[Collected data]
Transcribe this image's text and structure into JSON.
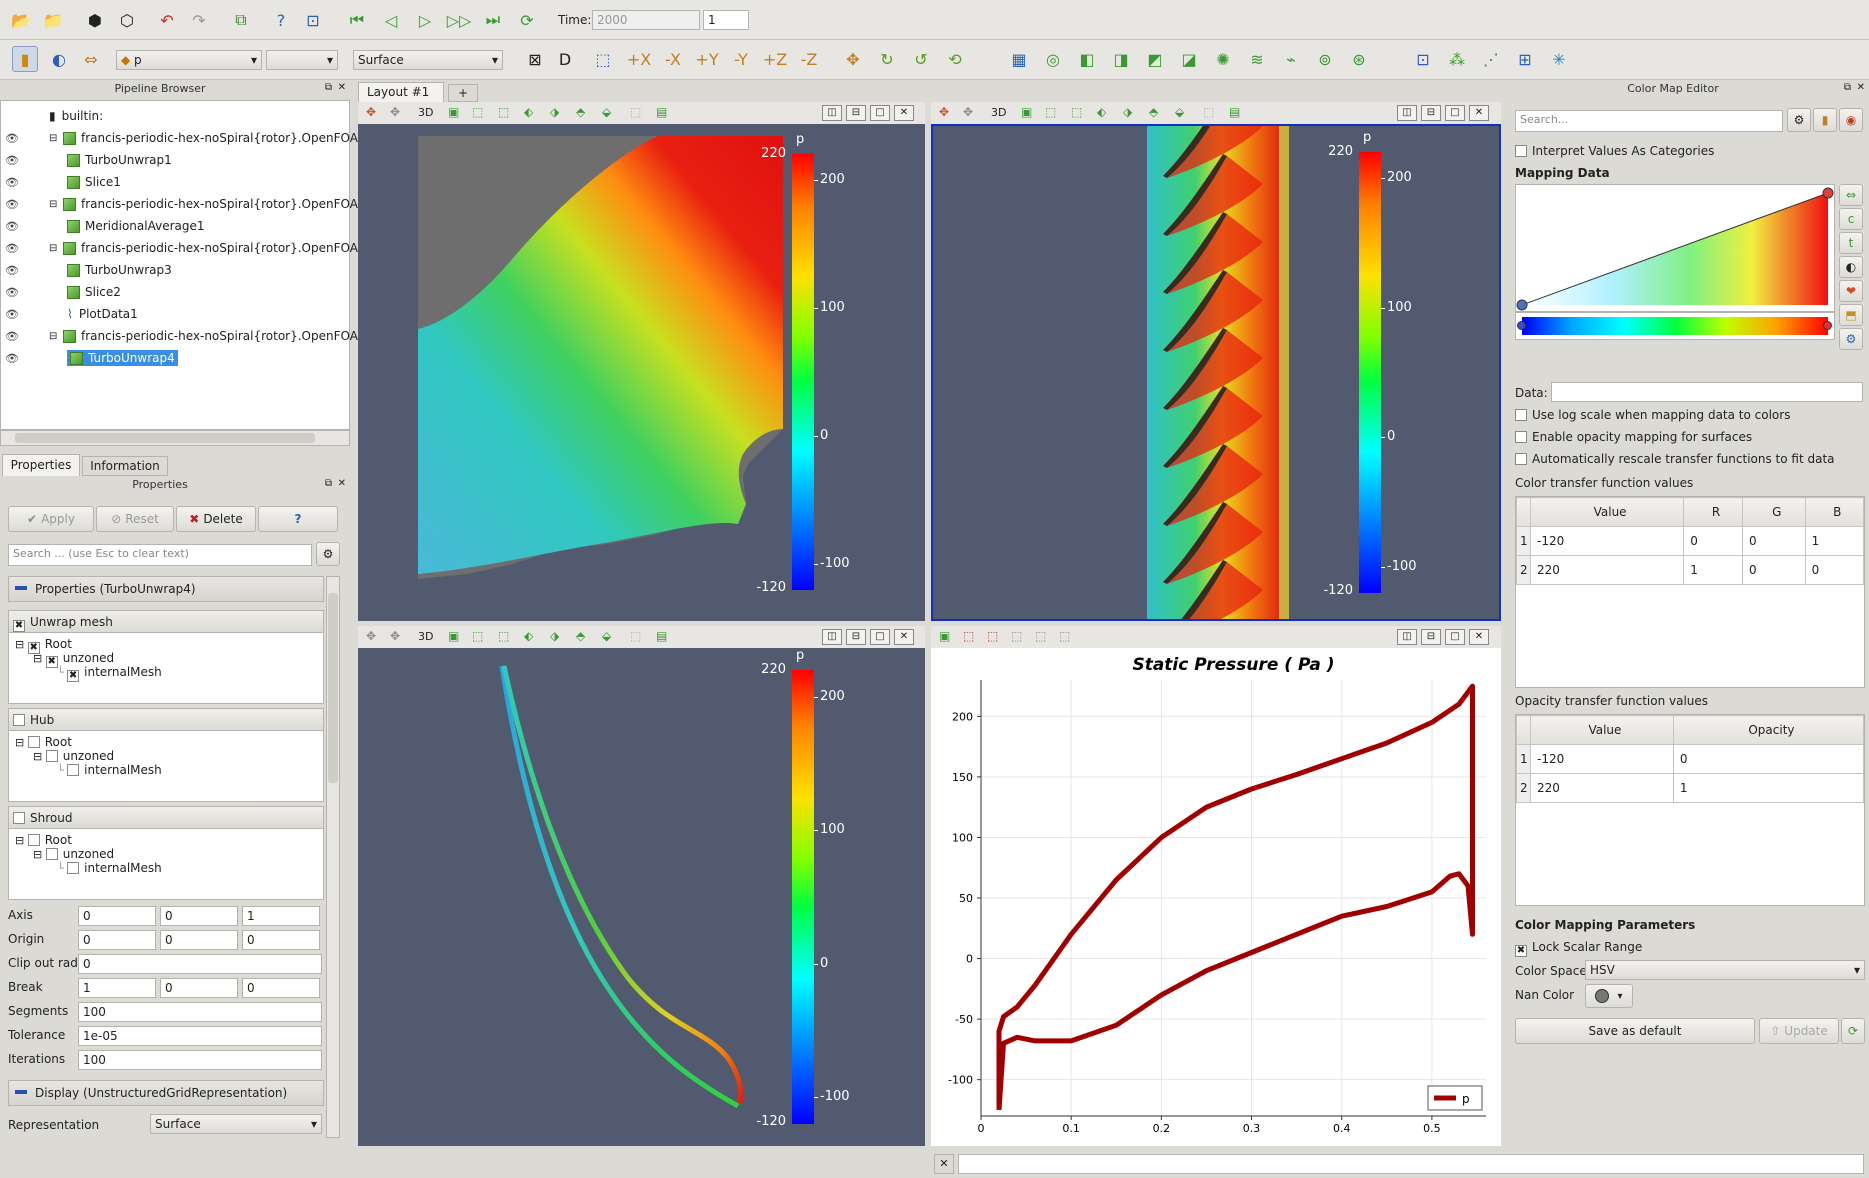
{
  "toolbar_top": {
    "time_label": "Time:",
    "time_value": "2000",
    "time_index": "1",
    "icons": [
      "open-file",
      "load-state",
      "save-state",
      "connect",
      "undo",
      "redo",
      "find-data",
      "help",
      "camera-link",
      "first-frame",
      "prev-frame",
      "play",
      "next-frame",
      "last-frame",
      "loop"
    ]
  },
  "toolbar_second": {
    "array_select": "p",
    "component_select": "",
    "representation_select": "Surface"
  },
  "pipeline_browser": {
    "title": "Pipeline Browser",
    "items": [
      {
        "label": "builtin:",
        "level": 0,
        "type": "server",
        "eye": false
      },
      {
        "label": "francis-periodic-hex-noSpiral{rotor}.OpenFOAM",
        "level": 1,
        "type": "source",
        "eye": true
      },
      {
        "label": "TurboUnwrap1",
        "level": 2,
        "type": "filter",
        "eye": true
      },
      {
        "label": "Slice1",
        "level": 2,
        "type": "filter",
        "eye": true
      },
      {
        "label": "francis-periodic-hex-noSpiral{rotor}.OpenFOAM",
        "level": 1,
        "type": "source",
        "eye": true
      },
      {
        "label": "MeridionalAverage1",
        "level": 2,
        "type": "filter",
        "eye": true
      },
      {
        "label": "francis-periodic-hex-noSpiral{rotor}.OpenFOAM",
        "level": 1,
        "type": "source",
        "eye": true
      },
      {
        "label": "TurboUnwrap3",
        "level": 2,
        "type": "filter",
        "eye": true
      },
      {
        "label": "Slice2",
        "level": 2,
        "type": "filter",
        "eye": true
      },
      {
        "label": "PlotData1",
        "level": 2,
        "type": "plot",
        "eye": true
      },
      {
        "label": "francis-periodic-hex-noSpiral{rotor}.OpenFOAM",
        "level": 1,
        "type": "source",
        "eye": true
      },
      {
        "label": "TurboUnwrap4",
        "level": 2,
        "type": "filter",
        "eye": true,
        "selected": true
      }
    ]
  },
  "left_tabs": [
    "Properties",
    "Information"
  ],
  "properties": {
    "title": "Properties",
    "apply": "Apply",
    "reset": "Reset",
    "delete": "Delete",
    "help": "?",
    "search_placeholder": "Search ... (use Esc to clear text)",
    "section_title": "Properties (TurboUnwrap4)",
    "groups": [
      {
        "name": "Unwrap mesh",
        "checked": true,
        "root": "Root",
        "zone": "unzoned",
        "mesh": "internalMesh",
        "mesh_checked": true
      },
      {
        "name": "Hub",
        "checked": false,
        "root": "Root",
        "zone": "unzoned",
        "mesh": "internalMesh",
        "mesh_checked": false
      },
      {
        "name": "Shroud",
        "checked": false,
        "root": "Root",
        "zone": "unzoned",
        "mesh": "internalMesh",
        "mesh_checked": false
      }
    ],
    "fields": [
      {
        "label": "Axis",
        "values": [
          "0",
          "0",
          "1"
        ]
      },
      {
        "label": "Origin",
        "values": [
          "0",
          "0",
          "0"
        ]
      },
      {
        "label": "Clip out radius",
        "values": [
          "0"
        ]
      },
      {
        "label": "Break",
        "values": [
          "1",
          "0",
          "0"
        ]
      },
      {
        "label": "Segments",
        "values": [
          "100"
        ]
      },
      {
        "label": "Tolerance",
        "values": [
          "1e-05"
        ]
      },
      {
        "label": "Iterations",
        "values": [
          "100"
        ]
      }
    ],
    "display_section": "Display (UnstructuredGridRepresentation)",
    "representation_label": "Representation",
    "representation_value": "Surface"
  },
  "layout": {
    "tab": "Layout #1",
    "add_tab": "+",
    "view_3d_label": "3D"
  },
  "colorbar": {
    "title": "p",
    "max": "220",
    "min": "-120",
    "ticks": [
      "200",
      "100",
      "0",
      "-100"
    ]
  },
  "chart_data": {
    "type": "line",
    "title": "Static Pressure ( Pa )",
    "xlabel": "",
    "ylabel": "",
    "xlim": [
      0,
      0.56
    ],
    "ylim": [
      -130,
      230
    ],
    "xticks": [
      "0",
      "0.1",
      "0.2",
      "0.3",
      "0.4",
      "0.5"
    ],
    "yticks": [
      "-100",
      "-50",
      "0",
      "50",
      "100",
      "150",
      "200"
    ],
    "grid": true,
    "legend": {
      "position": "bottom-right",
      "entries": [
        "p"
      ]
    },
    "series": [
      {
        "name": "p",
        "color": "#a00000",
        "x": [
          0.02,
          0.02,
          0.025,
          0.04,
          0.06,
          0.1,
          0.15,
          0.2,
          0.25,
          0.3,
          0.35,
          0.4,
          0.45,
          0.5,
          0.53,
          0.545,
          0.545,
          0.54,
          0.53,
          0.52,
          0.5,
          0.45,
          0.4,
          0.35,
          0.3,
          0.25,
          0.2,
          0.15,
          0.1,
          0.06,
          0.04,
          0.025,
          0.02
        ],
        "y": [
          -125,
          -60,
          -48,
          -40,
          -22,
          20,
          65,
          100,
          125,
          140,
          152,
          165,
          178,
          195,
          210,
          225,
          20,
          60,
          70,
          68,
          55,
          43,
          35,
          20,
          5,
          -10,
          -30,
          -55,
          -68,
          -68,
          -65,
          -70,
          -125
        ]
      }
    ]
  },
  "color_map_editor": {
    "title": "Color Map Editor",
    "search_placeholder": "Search...",
    "interpret_categories": "Interpret Values As Categories",
    "mapping_data": "Mapping Data",
    "data_label": "Data:",
    "log_scale": "Use log scale when mapping data to colors",
    "opacity_mapping": "Enable opacity mapping for surfaces",
    "auto_rescale": "Automatically rescale transfer functions to fit data",
    "ctf_title": "Color transfer function values",
    "ctf_headers": [
      "Value",
      "R",
      "G",
      "B"
    ],
    "ctf_rows": [
      [
        "1",
        "-120",
        "0",
        "0",
        "1"
      ],
      [
        "2",
        "220",
        "1",
        "0",
        "0"
      ]
    ],
    "otf_title": "Opacity transfer function values",
    "otf_headers": [
      "Value",
      "Opacity"
    ],
    "otf_rows": [
      [
        "1",
        "-120",
        "0"
      ],
      [
        "2",
        "220",
        "1"
      ]
    ],
    "params_title": "Color Mapping Parameters",
    "lock_scalar": "Lock Scalar Range",
    "color_space_label": "Color Space",
    "color_space_value": "HSV",
    "nan_color_label": "Nan Color",
    "save_default": "Save as default",
    "update": "Update"
  }
}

» **Exercise prompt**: Print each line of the material above exactly, with the pictures removed from your copy.

» **Solution to this problem**:
Transcribe this image's text and structure into JSON.
{
  "toolbar_top": {
    "time_label": "Time:",
    "time_value": "2000",
    "time_index": "1",
    "icons": [
      "open-file",
      "load-state",
      "save-state",
      "connect",
      "undo",
      "redo",
      "find-data",
      "help",
      "camera-link",
      "first-frame",
      "prev-frame",
      "play",
      "next-frame",
      "last-frame",
      "loop"
    ]
  },
  "toolbar_second": {
    "array_select": "p",
    "component_select": "",
    "representation_select": "Surface"
  },
  "pipeline_browser": {
    "title": "Pipeline Browser",
    "items": [
      {
        "label": "builtin:",
        "level": 0,
        "type": "server",
        "eye": false
      },
      {
        "label": "francis-periodic-hex-noSpiral{rotor}.OpenFOAM",
        "level": 1,
        "type": "source",
        "eye": true
      },
      {
        "label": "TurboUnwrap1",
        "level": 2,
        "type": "filter",
        "eye": true
      },
      {
        "label": "Slice1",
        "level": 2,
        "type": "filter",
        "eye": true
      },
      {
        "label": "francis-periodic-hex-noSpiral{rotor}.OpenFOAM",
        "level": 1,
        "type": "source",
        "eye": true
      },
      {
        "label": "MeridionalAverage1",
        "level": 2,
        "type": "filter",
        "eye": true
      },
      {
        "label": "francis-periodic-hex-noSpiral{rotor}.OpenFOAM",
        "level": 1,
        "type": "source",
        "eye": true
      },
      {
        "label": "TurboUnwrap3",
        "level": 2,
        "type": "filter",
        "eye": true
      },
      {
        "label": "Slice2",
        "level": 2,
        "type": "filter",
        "eye": true
      },
      {
        "label": "PlotData1",
        "level": 2,
        "type": "plot",
        "eye": true
      },
      {
        "label": "francis-periodic-hex-noSpiral{rotor}.OpenFOAM",
        "level": 1,
        "type": "source",
        "eye": true
      },
      {
        "label": "TurboUnwrap4",
        "level": 2,
        "type": "filter",
        "eye": true,
        "selected": true
      }
    ]
  },
  "left_tabs": [
    "Properties",
    "Information"
  ],
  "properties": {
    "title": "Properties",
    "apply": "Apply",
    "reset": "Reset",
    "delete": "Delete",
    "help": "?",
    "search_placeholder": "Search ... (use Esc to clear text)",
    "section_title": "Properties (TurboUnwrap4)",
    "groups": [
      {
        "name": "Unwrap mesh",
        "checked": true,
        "root": "Root",
        "zone": "unzoned",
        "mesh": "internalMesh",
        "mesh_checked": true
      },
      {
        "name": "Hub",
        "checked": false,
        "root": "Root",
        "zone": "unzoned",
        "mesh": "internalMesh",
        "mesh_checked": false
      },
      {
        "name": "Shroud",
        "checked": false,
        "root": "Root",
        "zone": "unzoned",
        "mesh": "internalMesh",
        "mesh_checked": false
      }
    ],
    "fields": [
      {
        "label": "Axis",
        "values": [
          "0",
          "0",
          "1"
        ]
      },
      {
        "label": "Origin",
        "values": [
          "0",
          "0",
          "0"
        ]
      },
      {
        "label": "Clip out radius",
        "values": [
          "0"
        ]
      },
      {
        "label": "Break",
        "values": [
          "1",
          "0",
          "0"
        ]
      },
      {
        "label": "Segments",
        "values": [
          "100"
        ]
      },
      {
        "label": "Tolerance",
        "values": [
          "1e-05"
        ]
      },
      {
        "label": "Iterations",
        "values": [
          "100"
        ]
      }
    ],
    "display_section": "Display (UnstructuredGridRepresentation)",
    "representation_label": "Representation",
    "representation_value": "Surface"
  },
  "layout": {
    "tab": "Layout #1",
    "add_tab": "+",
    "view_3d_label": "3D"
  },
  "colorbar": {
    "title": "p",
    "max": "220",
    "min": "-120",
    "ticks": [
      "200",
      "100",
      "0",
      "-100"
    ]
  },
  "chart_data": {
    "type": "line",
    "title": "Static Pressure ( Pa )",
    "xlabel": "",
    "ylabel": "",
    "xlim": [
      0,
      0.56
    ],
    "ylim": [
      -130,
      230
    ],
    "xticks": [
      "0",
      "0.1",
      "0.2",
      "0.3",
      "0.4",
      "0.5"
    ],
    "yticks": [
      "-100",
      "-50",
      "0",
      "50",
      "100",
      "150",
      "200"
    ],
    "grid": true,
    "legend": {
      "position": "bottom-right",
      "entries": [
        "p"
      ]
    },
    "series": [
      {
        "name": "p",
        "color": "#a00000",
        "x": [
          0.02,
          0.02,
          0.025,
          0.04,
          0.06,
          0.1,
          0.15,
          0.2,
          0.25,
          0.3,
          0.35,
          0.4,
          0.45,
          0.5,
          0.53,
          0.545,
          0.545,
          0.54,
          0.53,
          0.52,
          0.5,
          0.45,
          0.4,
          0.35,
          0.3,
          0.25,
          0.2,
          0.15,
          0.1,
          0.06,
          0.04,
          0.025,
          0.02
        ],
        "y": [
          -125,
          -60,
          -48,
          -40,
          -22,
          20,
          65,
          100,
          125,
          140,
          152,
          165,
          178,
          195,
          210,
          225,
          20,
          60,
          70,
          68,
          55,
          43,
          35,
          20,
          5,
          -10,
          -30,
          -55,
          -68,
          -68,
          -65,
          -70,
          -125
        ]
      }
    ]
  },
  "color_map_editor": {
    "title": "Color Map Editor",
    "search_placeholder": "Search...",
    "interpret_categories": "Interpret Values As Categories",
    "mapping_data": "Mapping Data",
    "data_label": "Data:",
    "log_scale": "Use log scale when mapping data to colors",
    "opacity_mapping": "Enable opacity mapping for surfaces",
    "auto_rescale": "Automatically rescale transfer functions to fit data",
    "ctf_title": "Color transfer function values",
    "ctf_headers": [
      "Value",
      "R",
      "G",
      "B"
    ],
    "ctf_rows": [
      [
        "1",
        "-120",
        "0",
        "0",
        "1"
      ],
      [
        "2",
        "220",
        "1",
        "0",
        "0"
      ]
    ],
    "otf_title": "Opacity transfer function values",
    "otf_headers": [
      "Value",
      "Opacity"
    ],
    "otf_rows": [
      [
        "1",
        "-120",
        "0"
      ],
      [
        "2",
        "220",
        "1"
      ]
    ],
    "params_title": "Color Mapping Parameters",
    "lock_scalar": "Lock Scalar Range",
    "color_space_label": "Color Space",
    "color_space_value": "HSV",
    "nan_color_label": "Nan Color",
    "save_default": "Save as default",
    "update": "Update"
  }
}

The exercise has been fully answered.